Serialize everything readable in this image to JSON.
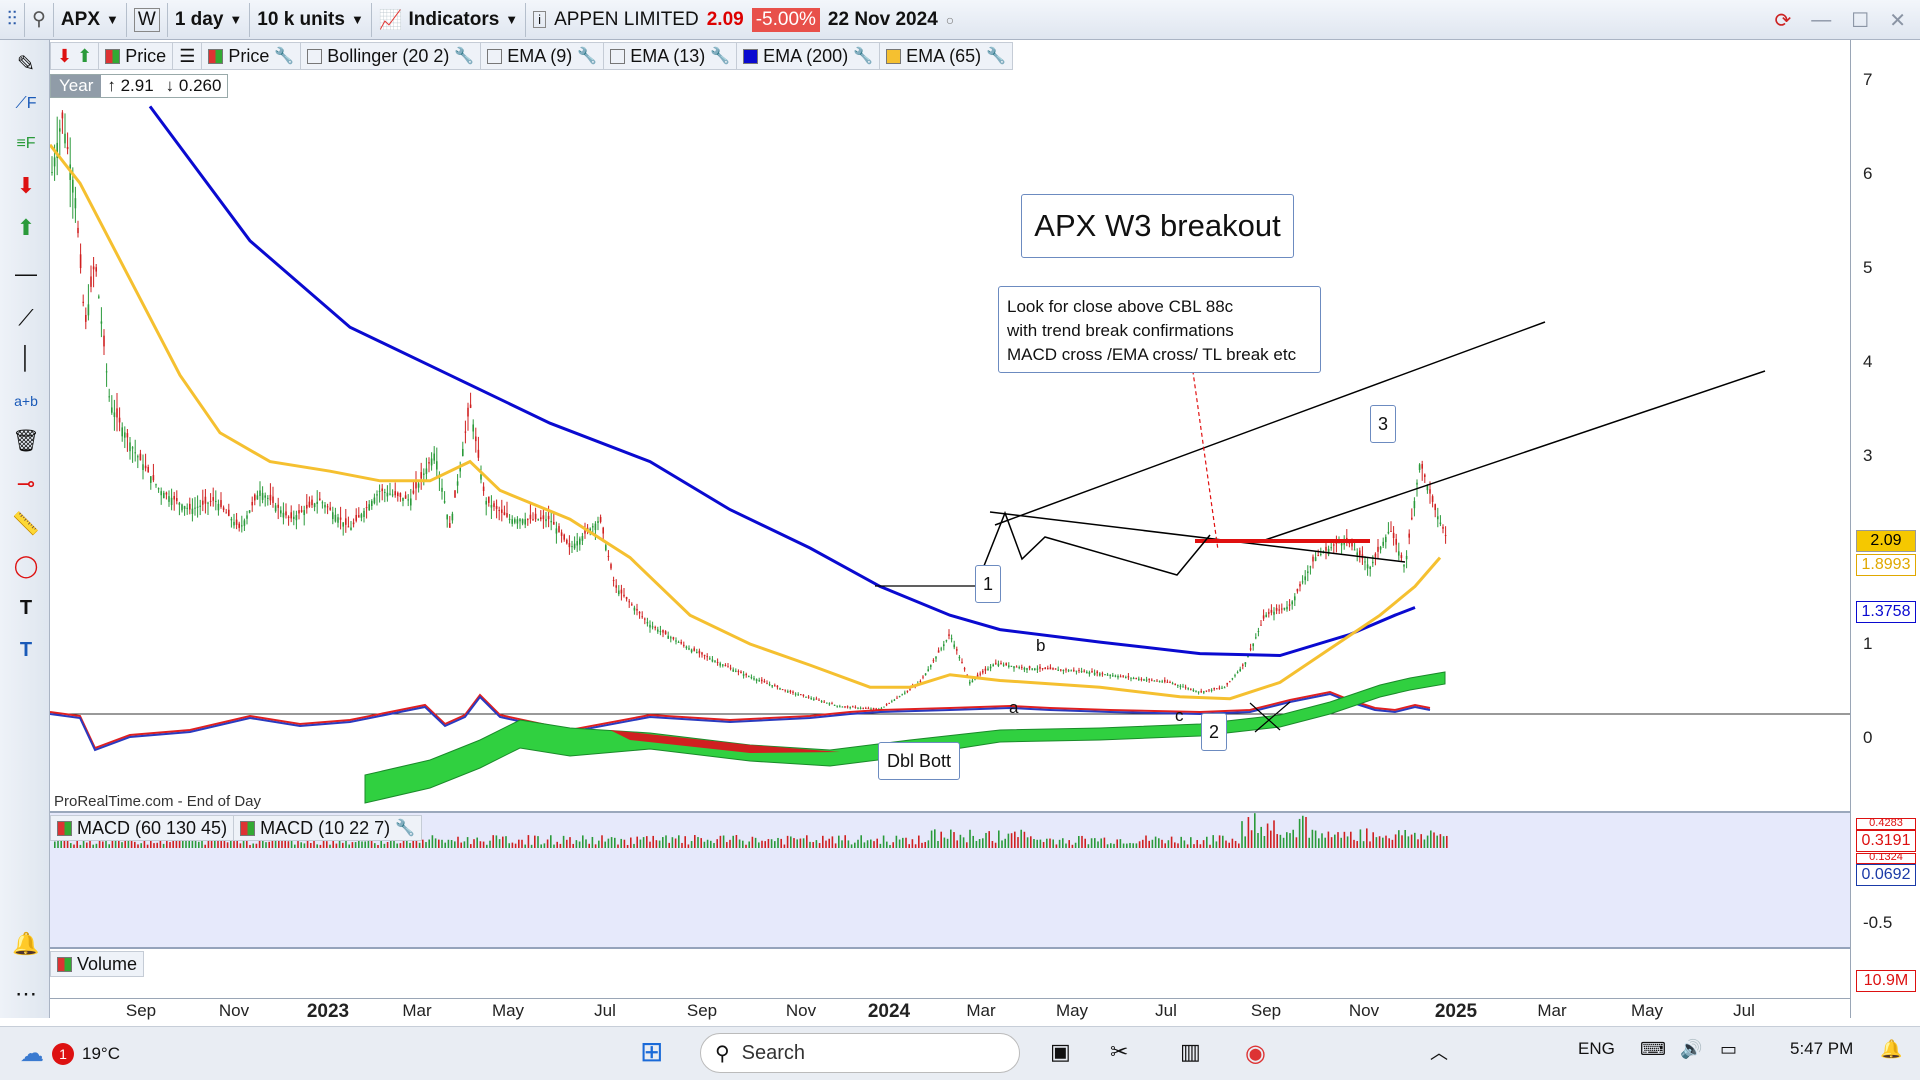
{
  "toolbar": {
    "symbol": "APX",
    "chart_style": "W",
    "interval": "1 day",
    "units": "10 k units",
    "indicators_label": "Indicators",
    "security_name": "APPEN LIMITED",
    "last_price": "2.09",
    "change_pct": "-5.00%",
    "date": "22 Nov 2024"
  },
  "legend": {
    "price1": "Price",
    "price2": "Price",
    "bollinger": "Bollinger (20 2)",
    "ema9": "EMA (9)",
    "ema13": "EMA (13)",
    "ema200": "EMA (200)",
    "ema65": "EMA (65)",
    "ema200_color": "#0a0ad0",
    "ema65_color": "#f5c030"
  },
  "period": {
    "label": "Year",
    "high": "↑ 2.91",
    "low": "↓ 0.260"
  },
  "annotations": {
    "title": "APX W3 breakout",
    "note_lines": [
      "Look for close above CBL 88c",
      "with trend break confirmations",
      "MACD cross /EMA cross/ TL break etc"
    ],
    "wave1": "1",
    "wave2": "2",
    "wave3": "3",
    "a": "a",
    "b": "b",
    "c": "c",
    "dbl_bott": "Dbl Bott"
  },
  "footer": "ProRealTime.com - End of Day",
  "price_axis": {
    "ticks": [
      "7",
      "6",
      "5",
      "4",
      "3",
      "2.09",
      "1.8993",
      "1.3758",
      "1",
      "0"
    ],
    "last_tag": "2.09",
    "ema65_tag": "1.8993",
    "ema200_tag": "1.3758"
  },
  "macd_panel": {
    "legend1": "MACD (60 130 45)",
    "legend2": "MACD (10 22 7)",
    "tag1": "0.3191",
    "tag2": "0.0692",
    "tick": "-0.5",
    "tag_top_partial": "0.4283",
    "tag_mid_partial": "0.1324"
  },
  "volume_panel": {
    "legend": "Volume",
    "tag": "10.9M"
  },
  "x_axis": [
    "Sep",
    "Nov",
    "2023",
    "Mar",
    "May",
    "Jul",
    "Sep",
    "Nov",
    "2024",
    "Mar",
    "May",
    "Jul",
    "Sep",
    "Nov",
    "2025",
    "Mar",
    "May",
    "Jul"
  ],
  "taskbar": {
    "weather_temp": "19°C",
    "notif_count": "1",
    "search_placeholder": "Search",
    "lang": "ENG",
    "time": "5:47 PM"
  }
}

################

- Exercise brief: Retype each entry precisely. Skip images entirely.

- Result of the task:
Serialize everything readable in this image to JSON.
{
  "toolbar": {
    "symbol": "APX",
    "chart_style": "W",
    "interval": "1 day",
    "units": "10 k units",
    "indicators_label": "Indicators",
    "security_name": "APPEN LIMITED",
    "last_price": "2.09",
    "change_pct": "-5.00%",
    "date": "22 Nov 2024"
  },
  "legend": {
    "price1": "Price",
    "price2": "Price",
    "bollinger": "Bollinger (20 2)",
    "ema9": "EMA (9)",
    "ema13": "EMA (13)",
    "ema200": "EMA (200)",
    "ema65": "EMA (65)",
    "ema200_color": "#0a0ad0",
    "ema65_color": "#f5c030"
  },
  "period": {
    "label": "Year",
    "high": "↑ 2.91",
    "low": "↓ 0.260"
  },
  "annotations": {
    "title": "APX W3 breakout",
    "note_lines": [
      "Look for close above CBL 88c",
      "with trend break confirmations",
      "MACD cross /EMA cross/ TL break etc"
    ],
    "wave1": "1",
    "wave2": "2",
    "wave3": "3",
    "a": "a",
    "b": "b",
    "c": "c",
    "dbl_bott": "Dbl Bott"
  },
  "footer": "ProRealTime.com - End of Day",
  "price_axis": {
    "ticks": [
      "7",
      "6",
      "5",
      "4",
      "3",
      "2.09",
      "1.8993",
      "1.3758",
      "1",
      "0"
    ],
    "last_tag": "2.09",
    "ema65_tag": "1.8993",
    "ema200_tag": "1.3758"
  },
  "macd_panel": {
    "legend1": "MACD (60 130 45)",
    "legend2": "MACD (10 22 7)",
    "tag1": "0.3191",
    "tag2": "0.0692",
    "tick": "-0.5",
    "tag_top_partial": "0.4283",
    "tag_mid_partial": "0.1324"
  },
  "volume_panel": {
    "legend": "Volume",
    "tag": "10.9M"
  },
  "x_axis": [
    "Sep",
    "Nov",
    "2023",
    "Mar",
    "May",
    "Jul",
    "Sep",
    "Nov",
    "2024",
    "Mar",
    "May",
    "Jul",
    "Sep",
    "Nov",
    "2025",
    "Mar",
    "May",
    "Jul"
  ],
  "taskbar": {
    "weather_temp": "19°C",
    "notif_count": "1",
    "search_placeholder": "Search",
    "lang": "ENG",
    "time": "5:47 PM"
  }
}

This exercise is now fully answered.